Input material.

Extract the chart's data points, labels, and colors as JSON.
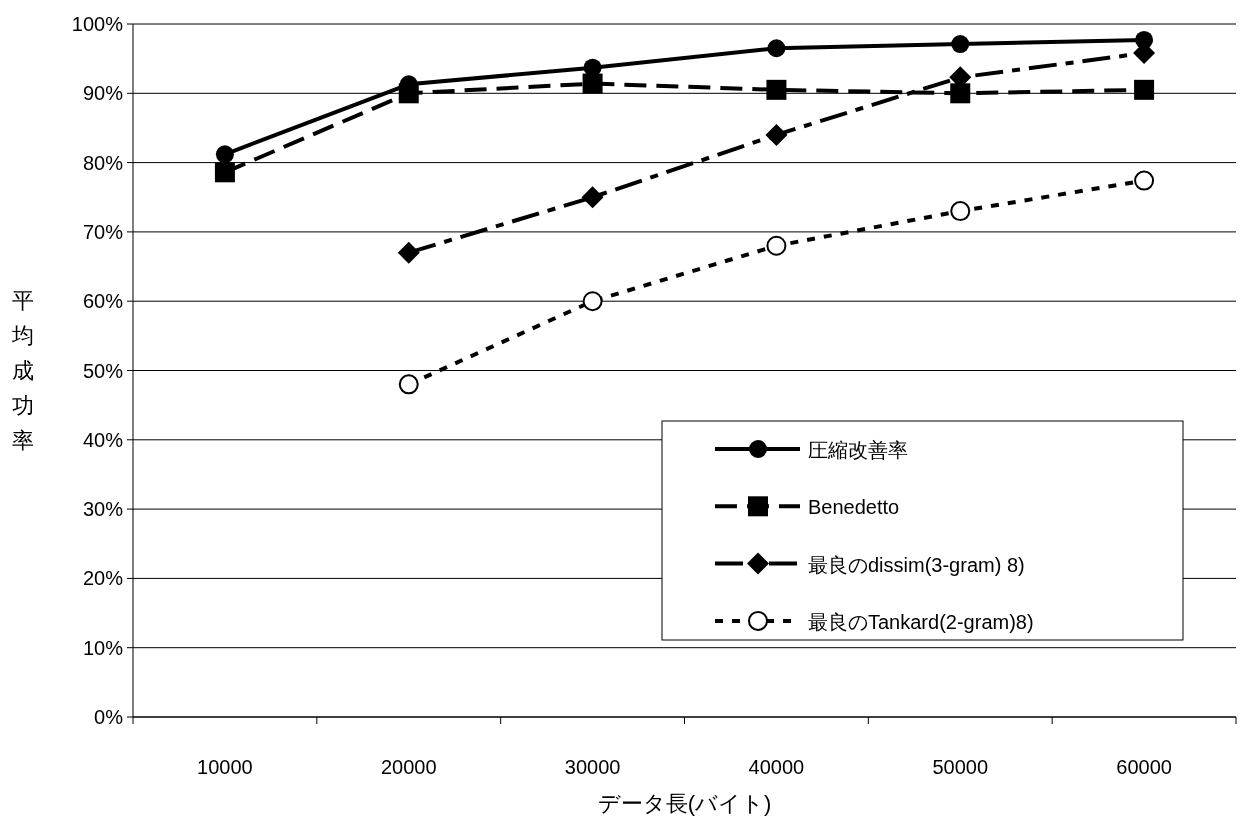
{
  "chart_data": {
    "type": "line",
    "xlabel": "データ長(バイト)",
    "ylabel": "平均成功率",
    "categories": [
      "10000",
      "20000",
      "30000",
      "40000",
      "50000",
      "60000"
    ],
    "series": [
      {
        "name": "圧縮改善率",
        "color": "#000000",
        "marker": "circle",
        "line_style": "solid",
        "values": [
          81.2,
          91.3,
          93.7,
          96.5,
          97.1,
          97.7
        ]
      },
      {
        "name": "Benedetto",
        "color": "#000000",
        "marker": "square",
        "line_style": "dashed",
        "values": [
          78.6,
          90.0,
          91.4,
          90.5,
          90.0,
          90.5
        ]
      },
      {
        "name": "最良のdissim(3-gram) 8)",
        "color": "#000000",
        "marker": "diamond",
        "line_style": "dashdot",
        "values": [
          null,
          67.0,
          75.0,
          84.0,
          92.3,
          95.8
        ]
      },
      {
        "name": "最良のTankard(2-gram)8)",
        "color": "#000000",
        "marker": "circle-open",
        "line_style": "dotted",
        "values": [
          null,
          48.0,
          60.0,
          68.0,
          73.0,
          77.4
        ]
      }
    ],
    "ylim": [
      0,
      100
    ],
    "yticks": [
      {
        "value": 0,
        "label": "0%"
      },
      {
        "value": 10,
        "label": "10%"
      },
      {
        "value": 20,
        "label": "20%"
      },
      {
        "value": 30,
        "label": "30%"
      },
      {
        "value": 40,
        "label": "40%"
      },
      {
        "value": 50,
        "label": "50%"
      },
      {
        "value": 60,
        "label": "60%"
      },
      {
        "value": 70,
        "label": "70%"
      },
      {
        "value": 80,
        "label": "80%"
      },
      {
        "value": 90,
        "label": "90%"
      },
      {
        "value": 100,
        "label": "100%"
      }
    ],
    "grid": "y",
    "legend": "bottom right"
  }
}
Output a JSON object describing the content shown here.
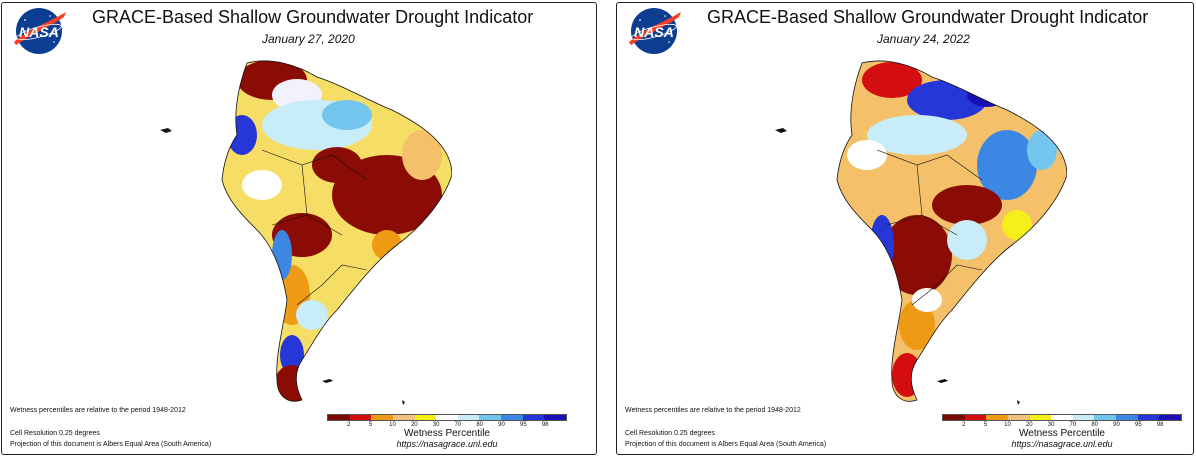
{
  "panels": [
    {
      "title": "GRACE-Based Shallow Groundwater Drought Indicator",
      "date": "January 27, 2020",
      "logo_text": "NASA",
      "notes": {
        "period": "Wetness percentiles are relative to the period 1948-2012",
        "resolution": "Cell Resolution 0.25 degrees",
        "projection": "Projection of this document is Albers Equal Area (South America)"
      },
      "legend": {
        "title": "Wetness Percentile",
        "ticks": [
          "2",
          "5",
          "10",
          "20",
          "30",
          "70",
          "80",
          "90",
          "95",
          "98"
        ],
        "url": "https://nasagrace.unl.edu"
      }
    },
    {
      "title": "GRACE-Based Shallow Groundwater Drought Indicator",
      "date": "January 24, 2022",
      "logo_text": "NASA",
      "notes": {
        "period": "Wetness percentiles are relative to the period 1948-2012",
        "resolution": "Cell Resolution 0.25 degrees",
        "projection": "Projection of this document is Albers Equal Area (South America)"
      },
      "legend": {
        "title": "Wetness Percentile",
        "ticks": [
          "2",
          "5",
          "10",
          "20",
          "30",
          "70",
          "80",
          "90",
          "95",
          "98"
        ],
        "url": "https://nasagrace.unl.edu"
      }
    }
  ],
  "legend_colors": [
    "#7a0a00",
    "#d40e0e",
    "#ef9a15",
    "#f2c27e",
    "#f7ef1a",
    "#ffffff",
    "#c9ecf9",
    "#75c6ef",
    "#3d87e4",
    "#2537d6",
    "#1a0fb5"
  ]
}
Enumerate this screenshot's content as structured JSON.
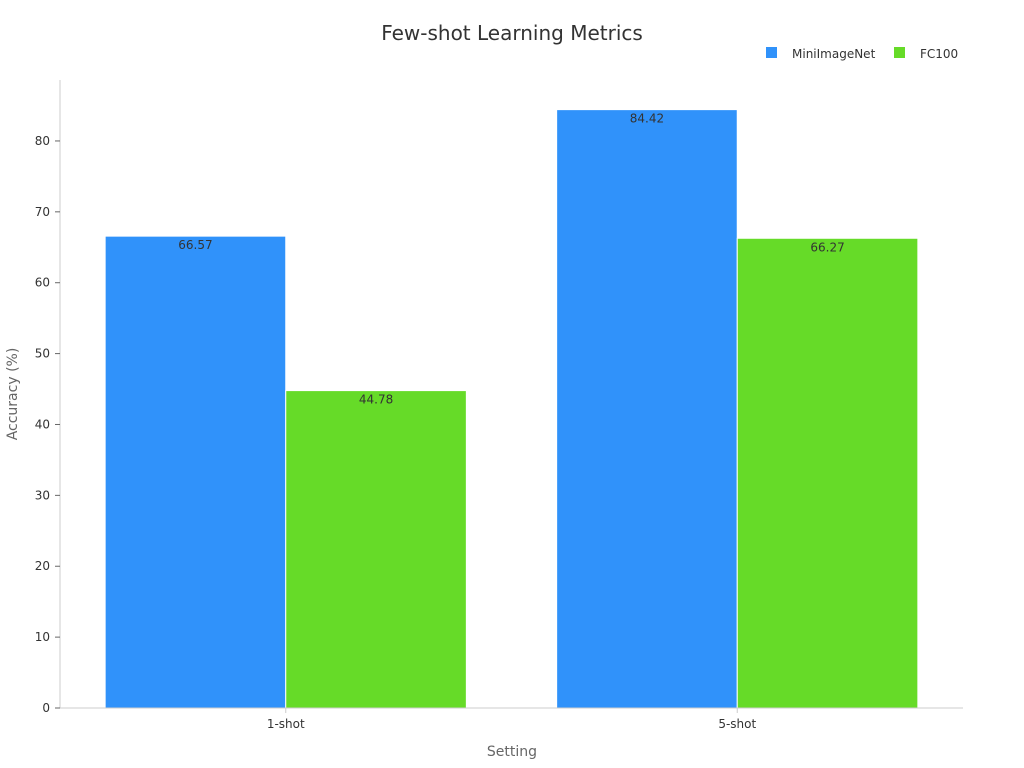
{
  "chart_data": {
    "type": "bar",
    "title": "Few-shot Learning Metrics",
    "xlabel": "Setting",
    "ylabel": "Accuracy (%)",
    "categories": [
      "1-shot",
      "5-shot"
    ],
    "series": [
      {
        "name": "MiniImageNet",
        "color": "#3092fa",
        "values": [
          66.57,
          84.42
        ]
      },
      {
        "name": "FC100",
        "color": "#66db28",
        "values": [
          44.78,
          66.27
        ]
      }
    ],
    "ylim": [
      0,
      88.6
    ],
    "yticks": [
      0,
      10,
      20,
      30,
      40,
      50,
      60,
      70,
      80
    ],
    "legend_position": "top-right",
    "grid": false
  }
}
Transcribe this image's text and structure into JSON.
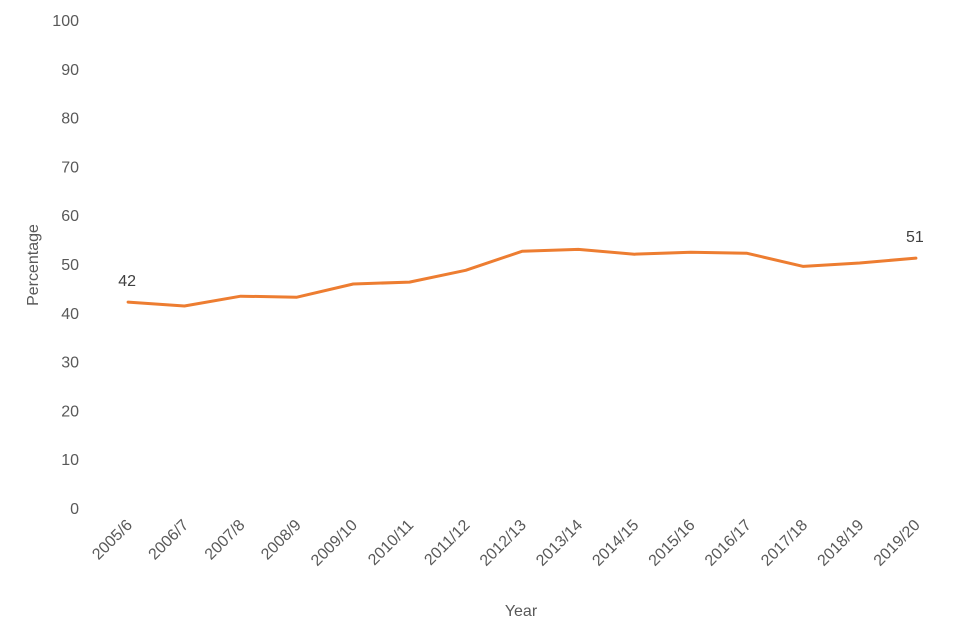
{
  "chart_data": {
    "type": "line",
    "title": "",
    "xlabel": "Year",
    "ylabel": "Percentage",
    "ylim": [
      0,
      100
    ],
    "yticks": [
      0,
      10,
      20,
      30,
      40,
      50,
      60,
      70,
      80,
      90,
      100
    ],
    "grid": false,
    "legend": "none",
    "categories": [
      "2005/6",
      "2006/7",
      "2007/8",
      "2008/9",
      "2009/10",
      "2010/11",
      "2011/12",
      "2012/13",
      "2013/14",
      "2014/15",
      "2015/16",
      "2016/17",
      "2017/18",
      "2018/19",
      "2019/20"
    ],
    "series": [
      {
        "color": "#ED7D31",
        "values": [
          42.2,
          41.4,
          43.4,
          43.2,
          45.9,
          46.3,
          48.7,
          52.6,
          53.0,
          52.0,
          52.4,
          52.2,
          49.5,
          50.2,
          51.2
        ]
      }
    ],
    "data_labels": [
      {
        "index": 0,
        "text": "42"
      },
      {
        "index": 14,
        "text": "51"
      }
    ]
  }
}
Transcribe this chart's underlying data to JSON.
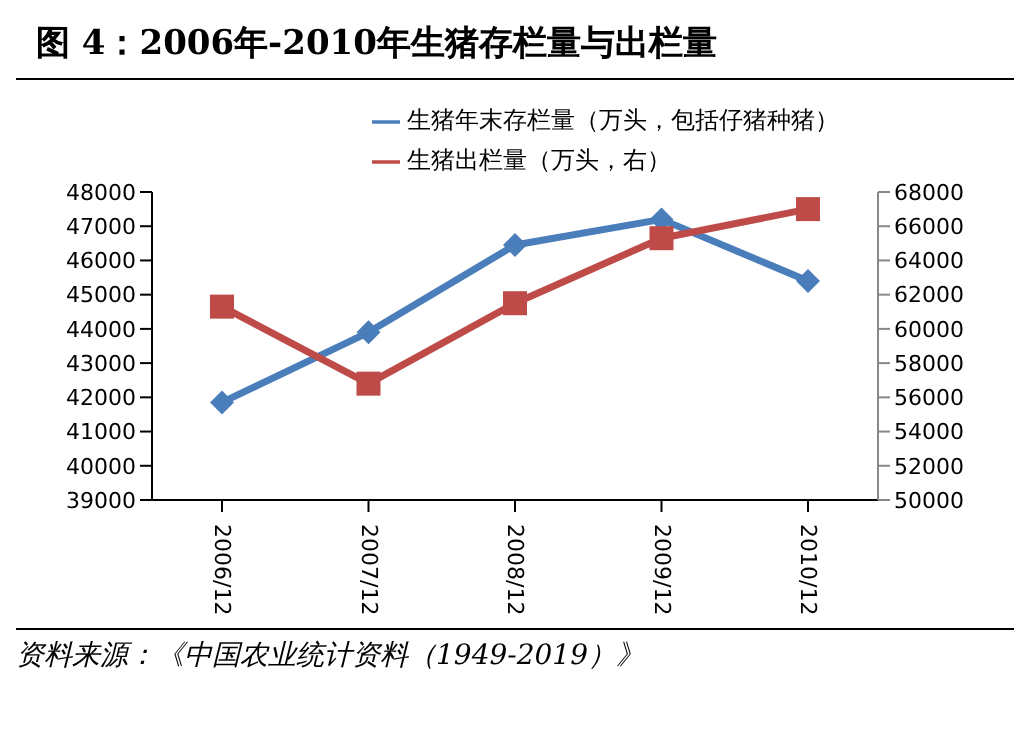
{
  "chart_data": {
    "type": "line",
    "title": "图 4：2006年-2010年生猪存栏量与出栏量",
    "categories": [
      "2006/12",
      "2007/12",
      "2008/12",
      "2009/12",
      "2010/12"
    ],
    "series": [
      {
        "name": "生猪年末存栏量（万头，包括仔猪种猪）",
        "color": "#4a7ebb",
        "values": [
          41850,
          43900,
          46450,
          47200,
          45400
        ],
        "marker": "diamond"
      },
      {
        "name": "生猪出栏量（万头，右）",
        "color": "#be4b48",
        "values": [
          61300,
          56800,
          61500,
          65300,
          67000
        ],
        "axis": "y2",
        "marker": "square"
      }
    ],
    "ylim": [
      39000,
      48000
    ],
    "yticks": [
      39000,
      40000,
      41000,
      42000,
      43000,
      44000,
      45000,
      46000,
      47000,
      48000
    ],
    "y2lim": [
      50000,
      68000
    ],
    "y2ticks": [
      50000,
      52000,
      54000,
      56000,
      58000,
      60000,
      62000,
      64000,
      66000,
      68000
    ],
    "grid": false,
    "legend": "top",
    "line_style": "solid",
    "annotations": [
      "资料来源：《中国农业统计资料（1949-2019）》"
    ]
  }
}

What you will do. Show all lines from the data above in which the word "title" appears.

Exercise output.
      "title": "GRACE-Based Shallow Groundwater Drought Indicator",
        "title": "Wetness Percentile",
      "title": "GRACE-Based Shallow Groundwater Drought Indicator",
        "title": "Wetness Percentile",
    "title": "Few-shot Learning Metrics",
    "title": "",
    "title": "图 4：2006年-2010年生猪存栏量与出栏量",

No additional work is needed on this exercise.